Your instructions :: Work out the number of lines containing "text". Answer with nothing but that number.

* * *

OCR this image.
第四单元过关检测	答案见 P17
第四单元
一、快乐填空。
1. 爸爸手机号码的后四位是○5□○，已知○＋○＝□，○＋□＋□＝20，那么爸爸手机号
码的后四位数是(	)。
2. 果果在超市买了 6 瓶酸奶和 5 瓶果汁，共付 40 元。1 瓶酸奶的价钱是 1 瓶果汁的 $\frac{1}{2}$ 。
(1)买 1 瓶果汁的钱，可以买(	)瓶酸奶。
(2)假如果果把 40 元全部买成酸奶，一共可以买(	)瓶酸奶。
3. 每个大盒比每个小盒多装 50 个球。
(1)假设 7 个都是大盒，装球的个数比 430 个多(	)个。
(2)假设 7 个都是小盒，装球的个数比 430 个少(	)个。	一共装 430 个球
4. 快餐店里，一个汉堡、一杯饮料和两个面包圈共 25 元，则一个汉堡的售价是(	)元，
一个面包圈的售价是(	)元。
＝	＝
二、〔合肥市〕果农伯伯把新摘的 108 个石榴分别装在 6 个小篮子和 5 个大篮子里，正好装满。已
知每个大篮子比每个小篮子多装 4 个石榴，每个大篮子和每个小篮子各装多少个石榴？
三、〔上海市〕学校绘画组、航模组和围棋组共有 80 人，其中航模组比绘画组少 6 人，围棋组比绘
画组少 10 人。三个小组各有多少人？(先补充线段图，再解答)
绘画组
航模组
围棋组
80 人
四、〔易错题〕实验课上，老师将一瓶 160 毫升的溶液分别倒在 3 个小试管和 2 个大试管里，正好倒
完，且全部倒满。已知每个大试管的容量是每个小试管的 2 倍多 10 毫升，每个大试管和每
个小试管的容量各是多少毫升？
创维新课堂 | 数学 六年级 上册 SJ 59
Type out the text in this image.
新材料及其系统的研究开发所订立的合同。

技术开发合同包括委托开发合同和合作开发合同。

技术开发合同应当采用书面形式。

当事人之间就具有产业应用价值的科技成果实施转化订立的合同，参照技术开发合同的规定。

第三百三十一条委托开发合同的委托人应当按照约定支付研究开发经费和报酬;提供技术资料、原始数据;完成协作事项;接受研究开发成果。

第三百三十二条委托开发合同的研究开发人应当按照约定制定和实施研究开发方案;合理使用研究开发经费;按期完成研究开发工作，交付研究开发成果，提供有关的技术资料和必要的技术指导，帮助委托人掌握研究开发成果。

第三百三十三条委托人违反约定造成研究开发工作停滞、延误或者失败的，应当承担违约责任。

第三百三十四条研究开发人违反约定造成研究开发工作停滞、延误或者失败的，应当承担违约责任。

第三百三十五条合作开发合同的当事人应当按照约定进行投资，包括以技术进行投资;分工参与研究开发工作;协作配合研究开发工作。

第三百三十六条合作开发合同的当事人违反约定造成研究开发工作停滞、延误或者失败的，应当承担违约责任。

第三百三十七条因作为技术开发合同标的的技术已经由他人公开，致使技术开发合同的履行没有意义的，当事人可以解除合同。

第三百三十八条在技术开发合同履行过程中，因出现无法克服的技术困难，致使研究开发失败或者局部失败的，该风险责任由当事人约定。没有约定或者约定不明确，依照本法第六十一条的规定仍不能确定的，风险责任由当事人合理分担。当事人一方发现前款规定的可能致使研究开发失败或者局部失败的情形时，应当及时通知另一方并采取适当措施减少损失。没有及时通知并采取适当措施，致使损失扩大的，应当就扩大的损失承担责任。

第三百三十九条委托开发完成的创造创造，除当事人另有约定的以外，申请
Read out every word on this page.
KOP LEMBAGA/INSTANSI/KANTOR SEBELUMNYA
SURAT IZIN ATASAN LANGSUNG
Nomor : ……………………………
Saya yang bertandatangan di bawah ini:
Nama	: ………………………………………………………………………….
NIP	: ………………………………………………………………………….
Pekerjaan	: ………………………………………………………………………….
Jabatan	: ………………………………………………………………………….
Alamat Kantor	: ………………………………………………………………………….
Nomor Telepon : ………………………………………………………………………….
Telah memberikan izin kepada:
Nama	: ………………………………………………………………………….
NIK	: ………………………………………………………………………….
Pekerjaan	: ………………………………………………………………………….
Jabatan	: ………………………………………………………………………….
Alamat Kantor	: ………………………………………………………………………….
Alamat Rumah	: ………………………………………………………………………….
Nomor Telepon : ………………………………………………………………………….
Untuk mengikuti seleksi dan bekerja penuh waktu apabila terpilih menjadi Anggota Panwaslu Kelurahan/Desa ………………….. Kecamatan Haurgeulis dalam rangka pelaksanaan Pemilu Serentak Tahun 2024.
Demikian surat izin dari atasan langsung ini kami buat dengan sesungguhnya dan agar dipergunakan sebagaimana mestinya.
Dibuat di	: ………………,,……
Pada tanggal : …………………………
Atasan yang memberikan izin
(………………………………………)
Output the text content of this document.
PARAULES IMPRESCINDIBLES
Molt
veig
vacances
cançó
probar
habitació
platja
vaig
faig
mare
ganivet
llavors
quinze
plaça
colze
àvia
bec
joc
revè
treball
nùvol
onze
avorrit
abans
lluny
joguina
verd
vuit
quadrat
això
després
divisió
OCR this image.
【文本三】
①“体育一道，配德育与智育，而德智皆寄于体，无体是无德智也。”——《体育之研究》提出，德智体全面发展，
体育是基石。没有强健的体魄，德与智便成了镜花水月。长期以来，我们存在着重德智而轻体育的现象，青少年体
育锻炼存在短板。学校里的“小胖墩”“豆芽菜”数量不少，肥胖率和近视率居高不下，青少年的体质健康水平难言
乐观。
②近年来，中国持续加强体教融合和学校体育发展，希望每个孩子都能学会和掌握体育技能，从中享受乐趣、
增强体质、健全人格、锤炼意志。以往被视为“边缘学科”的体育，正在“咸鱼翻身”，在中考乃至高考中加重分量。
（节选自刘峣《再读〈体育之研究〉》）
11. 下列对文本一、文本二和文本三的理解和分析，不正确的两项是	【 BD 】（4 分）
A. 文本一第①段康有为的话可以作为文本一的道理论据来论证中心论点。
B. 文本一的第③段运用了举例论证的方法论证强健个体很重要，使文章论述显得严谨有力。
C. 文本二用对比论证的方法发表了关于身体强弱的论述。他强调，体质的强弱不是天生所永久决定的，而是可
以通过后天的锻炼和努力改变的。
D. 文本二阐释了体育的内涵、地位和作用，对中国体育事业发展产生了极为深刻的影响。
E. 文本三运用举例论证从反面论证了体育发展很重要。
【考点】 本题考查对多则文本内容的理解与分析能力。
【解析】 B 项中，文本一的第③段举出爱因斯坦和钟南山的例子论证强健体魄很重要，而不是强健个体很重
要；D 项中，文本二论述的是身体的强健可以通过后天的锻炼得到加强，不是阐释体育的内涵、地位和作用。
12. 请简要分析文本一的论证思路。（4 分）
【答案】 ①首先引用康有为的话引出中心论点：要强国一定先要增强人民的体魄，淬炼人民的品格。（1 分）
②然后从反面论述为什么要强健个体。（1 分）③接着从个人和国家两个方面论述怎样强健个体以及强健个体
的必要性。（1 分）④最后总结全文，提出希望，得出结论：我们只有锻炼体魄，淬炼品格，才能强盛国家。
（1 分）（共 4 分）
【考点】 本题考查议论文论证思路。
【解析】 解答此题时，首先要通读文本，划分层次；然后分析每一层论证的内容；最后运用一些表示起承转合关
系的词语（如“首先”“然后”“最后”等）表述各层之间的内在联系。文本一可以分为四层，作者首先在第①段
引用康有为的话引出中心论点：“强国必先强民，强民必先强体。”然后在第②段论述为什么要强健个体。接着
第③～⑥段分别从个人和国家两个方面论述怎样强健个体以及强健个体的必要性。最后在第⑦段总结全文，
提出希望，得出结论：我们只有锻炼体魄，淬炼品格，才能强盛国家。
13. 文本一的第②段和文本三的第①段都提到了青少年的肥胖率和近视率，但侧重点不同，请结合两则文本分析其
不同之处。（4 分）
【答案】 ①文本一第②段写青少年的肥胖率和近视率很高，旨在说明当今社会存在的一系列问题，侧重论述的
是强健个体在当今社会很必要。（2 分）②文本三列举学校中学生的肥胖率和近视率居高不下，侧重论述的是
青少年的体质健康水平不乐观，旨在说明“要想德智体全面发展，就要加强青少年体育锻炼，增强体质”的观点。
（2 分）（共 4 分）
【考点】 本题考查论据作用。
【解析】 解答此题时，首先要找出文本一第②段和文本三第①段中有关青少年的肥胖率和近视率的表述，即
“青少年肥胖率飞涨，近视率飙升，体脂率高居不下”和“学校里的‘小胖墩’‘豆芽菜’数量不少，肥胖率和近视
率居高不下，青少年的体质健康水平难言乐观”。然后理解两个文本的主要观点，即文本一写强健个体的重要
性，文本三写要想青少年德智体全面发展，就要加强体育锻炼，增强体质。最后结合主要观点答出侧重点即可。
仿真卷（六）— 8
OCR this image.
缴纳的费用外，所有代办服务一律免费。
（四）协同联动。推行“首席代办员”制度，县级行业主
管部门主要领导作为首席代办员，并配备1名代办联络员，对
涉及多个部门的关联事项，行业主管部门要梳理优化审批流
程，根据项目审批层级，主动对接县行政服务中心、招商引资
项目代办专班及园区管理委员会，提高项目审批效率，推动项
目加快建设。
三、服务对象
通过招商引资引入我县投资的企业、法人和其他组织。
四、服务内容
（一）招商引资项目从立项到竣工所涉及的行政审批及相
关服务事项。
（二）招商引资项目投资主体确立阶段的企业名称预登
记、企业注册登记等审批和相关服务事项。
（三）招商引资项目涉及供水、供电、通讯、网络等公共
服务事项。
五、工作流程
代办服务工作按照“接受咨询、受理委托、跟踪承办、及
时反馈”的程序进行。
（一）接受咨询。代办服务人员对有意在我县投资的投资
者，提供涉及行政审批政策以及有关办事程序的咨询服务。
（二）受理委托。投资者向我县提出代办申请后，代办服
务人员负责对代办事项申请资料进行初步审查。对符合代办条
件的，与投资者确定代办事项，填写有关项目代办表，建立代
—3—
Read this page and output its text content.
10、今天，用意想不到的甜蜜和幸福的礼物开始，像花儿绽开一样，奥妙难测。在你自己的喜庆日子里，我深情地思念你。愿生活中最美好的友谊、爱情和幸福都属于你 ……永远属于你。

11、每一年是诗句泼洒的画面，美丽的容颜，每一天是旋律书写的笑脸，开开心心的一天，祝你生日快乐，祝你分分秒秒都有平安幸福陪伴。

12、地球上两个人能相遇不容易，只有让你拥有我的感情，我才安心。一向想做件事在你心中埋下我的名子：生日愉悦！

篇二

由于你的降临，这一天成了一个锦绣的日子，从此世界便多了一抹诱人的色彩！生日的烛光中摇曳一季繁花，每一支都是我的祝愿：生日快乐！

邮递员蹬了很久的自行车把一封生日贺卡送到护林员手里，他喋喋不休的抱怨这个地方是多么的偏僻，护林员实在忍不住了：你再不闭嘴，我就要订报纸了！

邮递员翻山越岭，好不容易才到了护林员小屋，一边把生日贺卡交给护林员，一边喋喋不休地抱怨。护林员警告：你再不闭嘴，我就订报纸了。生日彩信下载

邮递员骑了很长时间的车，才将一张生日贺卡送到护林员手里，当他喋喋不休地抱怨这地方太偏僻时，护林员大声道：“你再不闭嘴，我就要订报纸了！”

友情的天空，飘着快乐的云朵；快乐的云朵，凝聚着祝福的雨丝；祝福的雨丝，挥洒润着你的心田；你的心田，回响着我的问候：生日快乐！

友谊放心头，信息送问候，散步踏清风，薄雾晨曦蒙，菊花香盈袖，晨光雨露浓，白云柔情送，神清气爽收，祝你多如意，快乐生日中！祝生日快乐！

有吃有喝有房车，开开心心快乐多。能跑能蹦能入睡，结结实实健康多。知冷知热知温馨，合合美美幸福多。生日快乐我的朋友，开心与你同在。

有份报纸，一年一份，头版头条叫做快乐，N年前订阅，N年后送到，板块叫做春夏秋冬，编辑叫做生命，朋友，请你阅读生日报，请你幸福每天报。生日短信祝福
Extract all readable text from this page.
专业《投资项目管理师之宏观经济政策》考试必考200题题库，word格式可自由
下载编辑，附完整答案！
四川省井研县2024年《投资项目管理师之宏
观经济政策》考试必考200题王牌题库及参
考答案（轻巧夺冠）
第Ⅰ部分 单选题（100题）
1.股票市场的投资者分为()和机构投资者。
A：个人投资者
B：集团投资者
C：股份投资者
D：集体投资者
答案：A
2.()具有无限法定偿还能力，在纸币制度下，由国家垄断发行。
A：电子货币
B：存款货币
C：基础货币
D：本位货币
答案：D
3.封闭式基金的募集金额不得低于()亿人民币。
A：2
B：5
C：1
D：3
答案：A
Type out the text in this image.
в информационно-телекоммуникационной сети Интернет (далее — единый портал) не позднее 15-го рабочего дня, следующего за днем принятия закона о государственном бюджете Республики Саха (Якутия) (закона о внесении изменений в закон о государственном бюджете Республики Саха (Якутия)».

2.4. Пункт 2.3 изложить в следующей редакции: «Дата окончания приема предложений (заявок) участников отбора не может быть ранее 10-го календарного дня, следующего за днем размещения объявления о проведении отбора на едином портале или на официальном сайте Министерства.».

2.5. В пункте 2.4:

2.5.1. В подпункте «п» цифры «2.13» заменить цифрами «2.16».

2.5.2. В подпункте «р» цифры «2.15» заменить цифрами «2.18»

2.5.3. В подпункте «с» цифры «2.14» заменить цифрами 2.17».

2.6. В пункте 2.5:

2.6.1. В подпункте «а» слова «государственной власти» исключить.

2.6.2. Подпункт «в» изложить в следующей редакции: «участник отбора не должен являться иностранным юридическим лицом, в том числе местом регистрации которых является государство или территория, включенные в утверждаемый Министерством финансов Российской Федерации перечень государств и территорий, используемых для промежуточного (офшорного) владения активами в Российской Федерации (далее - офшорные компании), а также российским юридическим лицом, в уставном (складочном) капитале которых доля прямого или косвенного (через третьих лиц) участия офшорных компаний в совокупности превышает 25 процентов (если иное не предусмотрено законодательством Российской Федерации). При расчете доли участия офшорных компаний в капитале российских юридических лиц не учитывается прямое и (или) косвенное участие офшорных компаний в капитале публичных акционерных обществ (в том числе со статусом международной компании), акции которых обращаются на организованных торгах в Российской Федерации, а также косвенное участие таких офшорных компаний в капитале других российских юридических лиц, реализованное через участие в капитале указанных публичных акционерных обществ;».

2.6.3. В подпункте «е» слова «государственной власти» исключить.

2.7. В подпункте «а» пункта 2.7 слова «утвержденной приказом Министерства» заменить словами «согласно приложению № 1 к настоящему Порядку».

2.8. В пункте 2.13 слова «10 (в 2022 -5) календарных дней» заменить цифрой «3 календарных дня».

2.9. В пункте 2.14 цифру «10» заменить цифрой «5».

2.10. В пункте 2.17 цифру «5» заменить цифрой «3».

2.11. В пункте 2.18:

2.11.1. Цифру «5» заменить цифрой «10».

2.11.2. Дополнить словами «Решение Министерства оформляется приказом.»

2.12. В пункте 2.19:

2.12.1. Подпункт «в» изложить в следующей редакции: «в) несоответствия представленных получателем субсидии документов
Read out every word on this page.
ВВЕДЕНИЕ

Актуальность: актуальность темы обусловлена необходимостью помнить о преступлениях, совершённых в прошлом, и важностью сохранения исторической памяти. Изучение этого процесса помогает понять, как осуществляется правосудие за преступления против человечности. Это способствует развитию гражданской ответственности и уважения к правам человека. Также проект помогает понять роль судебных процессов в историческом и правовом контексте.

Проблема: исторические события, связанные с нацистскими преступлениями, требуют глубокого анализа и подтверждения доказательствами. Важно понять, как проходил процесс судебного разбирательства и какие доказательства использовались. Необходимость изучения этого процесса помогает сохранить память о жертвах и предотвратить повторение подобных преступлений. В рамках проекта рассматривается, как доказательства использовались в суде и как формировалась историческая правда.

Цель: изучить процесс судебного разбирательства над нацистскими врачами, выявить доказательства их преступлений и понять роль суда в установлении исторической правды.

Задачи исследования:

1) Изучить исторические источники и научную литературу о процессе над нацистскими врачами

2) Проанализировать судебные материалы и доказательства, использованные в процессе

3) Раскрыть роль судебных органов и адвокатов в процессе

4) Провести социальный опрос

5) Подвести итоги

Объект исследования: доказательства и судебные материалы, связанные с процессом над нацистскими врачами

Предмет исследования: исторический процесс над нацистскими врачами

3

* * *

Final answer :: 5